(Items from a data source)
____________

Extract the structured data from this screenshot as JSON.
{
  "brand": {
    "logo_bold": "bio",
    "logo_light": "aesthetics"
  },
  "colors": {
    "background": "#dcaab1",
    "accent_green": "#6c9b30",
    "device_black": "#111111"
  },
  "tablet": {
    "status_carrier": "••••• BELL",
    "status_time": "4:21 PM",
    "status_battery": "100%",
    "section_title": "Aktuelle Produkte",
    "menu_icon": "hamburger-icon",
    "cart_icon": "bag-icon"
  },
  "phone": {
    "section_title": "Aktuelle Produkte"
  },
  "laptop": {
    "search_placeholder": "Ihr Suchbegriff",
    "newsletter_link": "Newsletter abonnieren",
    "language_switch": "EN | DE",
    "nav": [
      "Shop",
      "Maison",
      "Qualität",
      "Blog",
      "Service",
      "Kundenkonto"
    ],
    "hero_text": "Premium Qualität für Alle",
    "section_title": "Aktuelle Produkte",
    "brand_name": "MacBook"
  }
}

____________

WRITTEN TASK> Type the material above out again, exactly.

EXERCISE RESPONSE>
Extract the structured data from this screenshot as JSON.
{
  "brand": {
    "logo_bold": "bio",
    "logo_light": "aesthetics"
  },
  "colors": {
    "background": "#dcaab1",
    "accent_green": "#6c9b30",
    "device_black": "#111111"
  },
  "tablet": {
    "status_carrier": "••••• BELL",
    "status_time": "4:21 PM",
    "status_battery": "100%",
    "section_title": "Aktuelle Produkte",
    "menu_icon": "hamburger-icon",
    "cart_icon": "bag-icon"
  },
  "phone": {
    "section_title": "Aktuelle Produkte"
  },
  "laptop": {
    "search_placeholder": "Ihr Suchbegriff",
    "newsletter_link": "Newsletter abonnieren",
    "language_switch": "EN | DE",
    "nav": [
      "Shop",
      "Maison",
      "Qualität",
      "Blog",
      "Service",
      "Kundenkonto"
    ],
    "hero_text": "Premium Qualität für Alle",
    "section_title": "Aktuelle Produkte",
    "brand_name": "MacBook"
  }
}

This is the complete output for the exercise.